Data entries

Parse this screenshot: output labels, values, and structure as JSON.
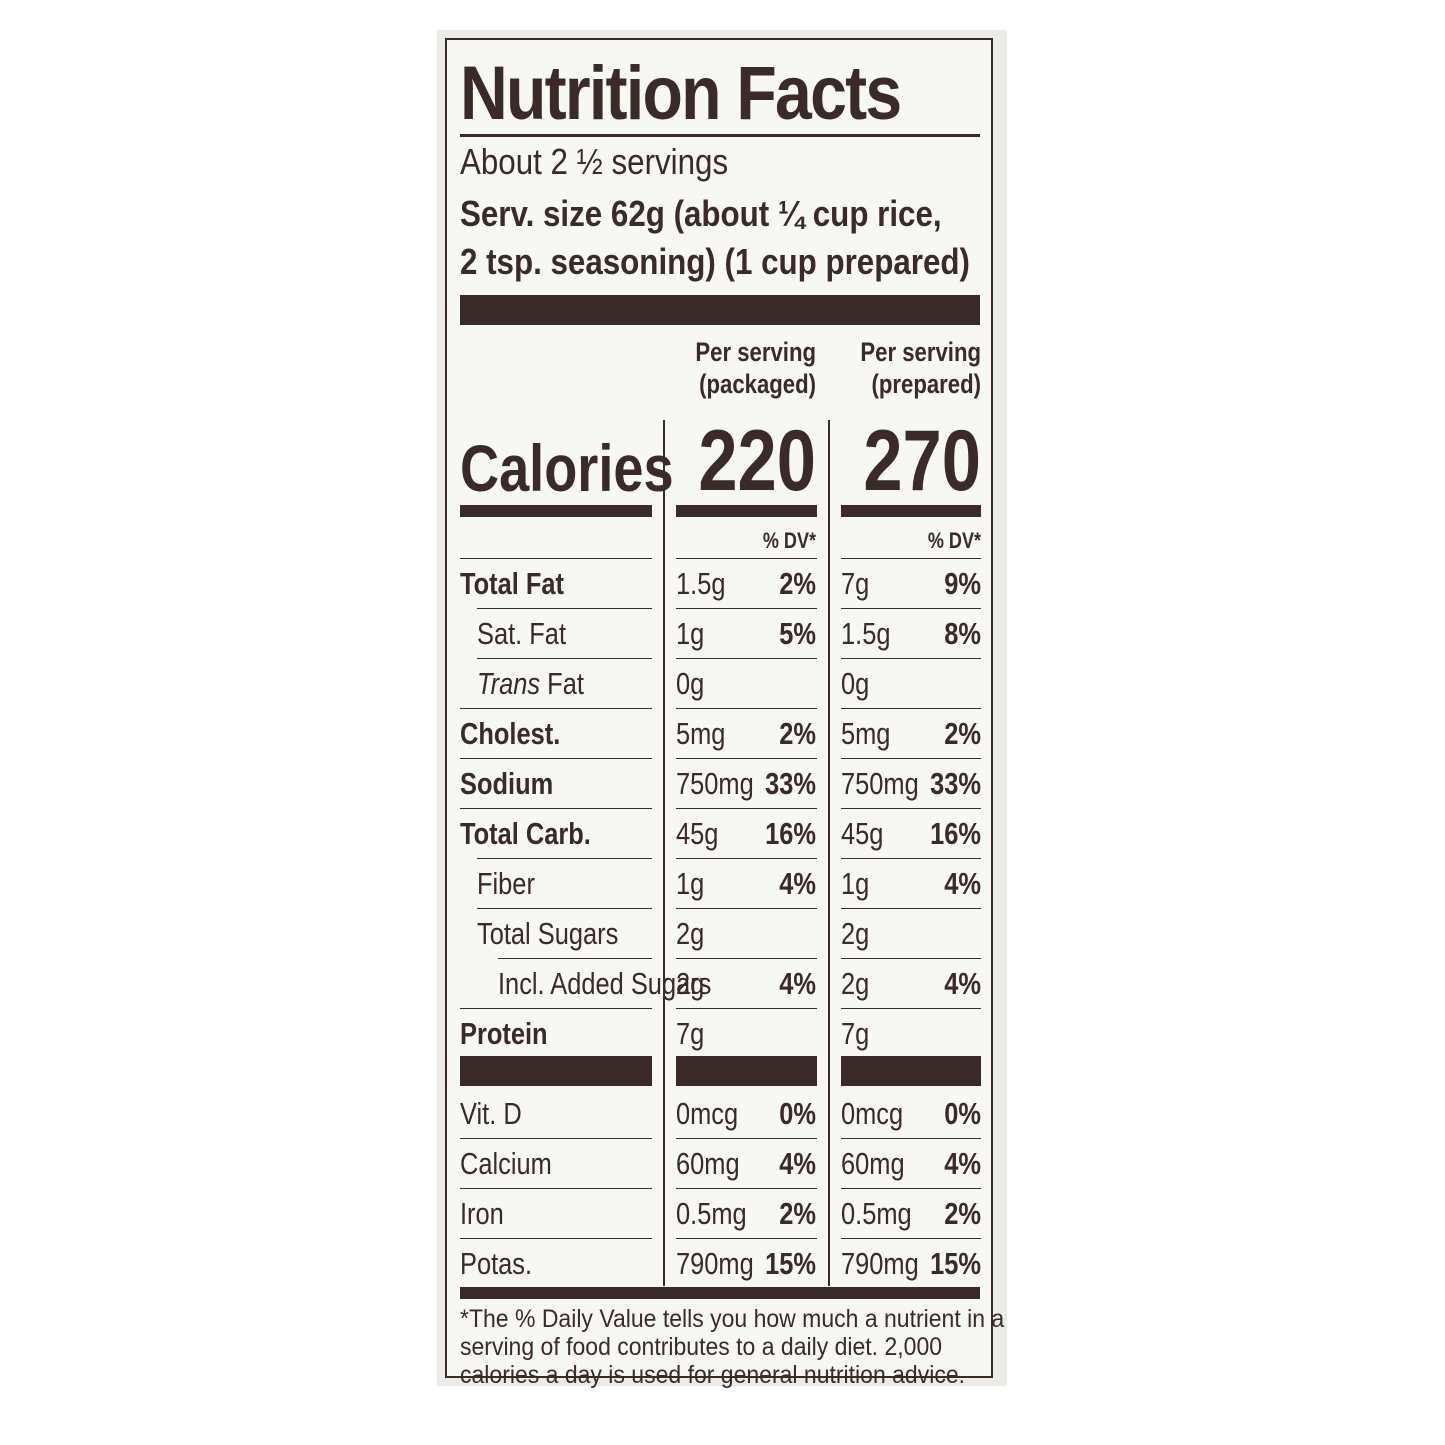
{
  "title": "Nutrition Facts",
  "servings": "About 2 ½ servings",
  "serving_size_line1": "Serv. size     62g (about ¼ cup rice,",
  "serving_size_line2": "2 tsp. seasoning) (1 cup prepared)",
  "columns": {
    "packaged": [
      "Per serving",
      "(packaged)"
    ],
    "prepared": [
      "Per serving",
      "(prepared)"
    ]
  },
  "calories": {
    "label": "Calories",
    "packaged": "220",
    "prepared": "270"
  },
  "dv_header": "% DV*",
  "rows": [
    {
      "label": "Total Fat",
      "style": "bold",
      "indent": 0,
      "pk_amt": "1.5g",
      "pk_dv": "2%",
      "pr_amt": "7g",
      "pr_dv": "9%"
    },
    {
      "label": "Sat. Fat",
      "style": "normal",
      "indent": 1,
      "pk_amt": "1g",
      "pk_dv": "5%",
      "pr_amt": "1.5g",
      "pr_dv": "8%"
    },
    {
      "label_italic": "Trans",
      "label": " Fat",
      "style": "trans",
      "indent": 1,
      "pk_amt": "0g",
      "pk_dv": "",
      "pr_amt": "0g",
      "pr_dv": ""
    },
    {
      "label": "Cholest.",
      "style": "bold",
      "indent": 0,
      "pk_amt": "5mg",
      "pk_dv": "2%",
      "pr_amt": "5mg",
      "pr_dv": "2%"
    },
    {
      "label": "Sodium",
      "style": "bold",
      "indent": 0,
      "pk_amt": "750mg",
      "pk_dv": "33%",
      "pr_amt": "750mg",
      "pr_dv": "33%"
    },
    {
      "label": "Total Carb.",
      "style": "bold",
      "indent": 0,
      "pk_amt": "45g",
      "pk_dv": "16%",
      "pr_amt": "45g",
      "pr_dv": "16%"
    },
    {
      "label": "Fiber",
      "style": "normal",
      "indent": 1,
      "pk_amt": "1g",
      "pk_dv": "4%",
      "pr_amt": "1g",
      "pr_dv": "4%"
    },
    {
      "label": "Total Sugars",
      "style": "normal",
      "indent": 1,
      "pk_amt": "2g",
      "pk_dv": "",
      "pr_amt": "2g",
      "pr_dv": ""
    },
    {
      "label": "Incl. Added Sugars",
      "style": "normal",
      "indent": 2,
      "pk_amt": "2g",
      "pk_dv": "4%",
      "pr_amt": "2g",
      "pr_dv": "4%"
    },
    {
      "label": "Protein",
      "style": "bold",
      "indent": 0,
      "pk_amt": "7g",
      "pk_dv": "",
      "pr_amt": "7g",
      "pr_dv": ""
    }
  ],
  "vitamins": [
    {
      "label": "Vit. D",
      "pk_amt": "0mcg",
      "pk_dv": "0%",
      "pr_amt": "0mcg",
      "pr_dv": "0%"
    },
    {
      "label": "Calcium",
      "pk_amt": "60mg",
      "pk_dv": "4%",
      "pr_amt": "60mg",
      "pr_dv": "4%"
    },
    {
      "label": "Iron",
      "pk_amt": "0.5mg",
      "pk_dv": "2%",
      "pr_amt": "0.5mg",
      "pr_dv": "2%"
    },
    {
      "label": "Potas.",
      "pk_amt": "790mg",
      "pk_dv": "15%",
      "pr_amt": "790mg",
      "pr_dv": "15%"
    }
  ],
  "footnote": [
    "*The % Daily Value tells you how much a nutrient in a",
    "serving of food contributes to a daily diet. 2,000",
    "calories a day is used for general nutrition advice."
  ]
}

What is being asked: Set down the records again exactly as they appear, leaving each picture behind.

Solution for this problem:
Parse this screenshot: output labels, values, and structure as JSON.
{
  "title": "Nutrition Facts",
  "servings": "About 2 ½ servings",
  "serving_size_line1": "Serv. size     62g (about ¼ cup rice,",
  "serving_size_line2": "2 tsp. seasoning) (1 cup prepared)",
  "columns": {
    "packaged": [
      "Per serving",
      "(packaged)"
    ],
    "prepared": [
      "Per serving",
      "(prepared)"
    ]
  },
  "calories": {
    "label": "Calories",
    "packaged": "220",
    "prepared": "270"
  },
  "dv_header": "% DV*",
  "rows": [
    {
      "label": "Total Fat",
      "style": "bold",
      "indent": 0,
      "pk_amt": "1.5g",
      "pk_dv": "2%",
      "pr_amt": "7g",
      "pr_dv": "9%"
    },
    {
      "label": "Sat. Fat",
      "style": "normal",
      "indent": 1,
      "pk_amt": "1g",
      "pk_dv": "5%",
      "pr_amt": "1.5g",
      "pr_dv": "8%"
    },
    {
      "label_italic": "Trans",
      "label": " Fat",
      "style": "trans",
      "indent": 1,
      "pk_amt": "0g",
      "pk_dv": "",
      "pr_amt": "0g",
      "pr_dv": ""
    },
    {
      "label": "Cholest.",
      "style": "bold",
      "indent": 0,
      "pk_amt": "5mg",
      "pk_dv": "2%",
      "pr_amt": "5mg",
      "pr_dv": "2%"
    },
    {
      "label": "Sodium",
      "style": "bold",
      "indent": 0,
      "pk_amt": "750mg",
      "pk_dv": "33%",
      "pr_amt": "750mg",
      "pr_dv": "33%"
    },
    {
      "label": "Total Carb.",
      "style": "bold",
      "indent": 0,
      "pk_amt": "45g",
      "pk_dv": "16%",
      "pr_amt": "45g",
      "pr_dv": "16%"
    },
    {
      "label": "Fiber",
      "style": "normal",
      "indent": 1,
      "pk_amt": "1g",
      "pk_dv": "4%",
      "pr_amt": "1g",
      "pr_dv": "4%"
    },
    {
      "label": "Total Sugars",
      "style": "normal",
      "indent": 1,
      "pk_amt": "2g",
      "pk_dv": "",
      "pr_amt": "2g",
      "pr_dv": ""
    },
    {
      "label": "Incl. Added Sugars",
      "style": "normal",
      "indent": 2,
      "pk_amt": "2g",
      "pk_dv": "4%",
      "pr_amt": "2g",
      "pr_dv": "4%"
    },
    {
      "label": "Protein",
      "style": "bold",
      "indent": 0,
      "pk_amt": "7g",
      "pk_dv": "",
      "pr_amt": "7g",
      "pr_dv": ""
    }
  ],
  "vitamins": [
    {
      "label": "Vit. D",
      "pk_amt": "0mcg",
      "pk_dv": "0%",
      "pr_amt": "0mcg",
      "pr_dv": "0%"
    },
    {
      "label": "Calcium",
      "pk_amt": "60mg",
      "pk_dv": "4%",
      "pr_amt": "60mg",
      "pr_dv": "4%"
    },
    {
      "label": "Iron",
      "pk_amt": "0.5mg",
      "pk_dv": "2%",
      "pr_amt": "0.5mg",
      "pr_dv": "2%"
    },
    {
      "label": "Potas.",
      "pk_amt": "790mg",
      "pk_dv": "15%",
      "pr_amt": "790mg",
      "pr_dv": "15%"
    }
  ],
  "footnote": [
    "*The % Daily Value tells you how much a nutrient in a",
    "serving of food contributes to a daily diet. 2,000",
    "calories a day is used for general nutrition advice."
  ]
}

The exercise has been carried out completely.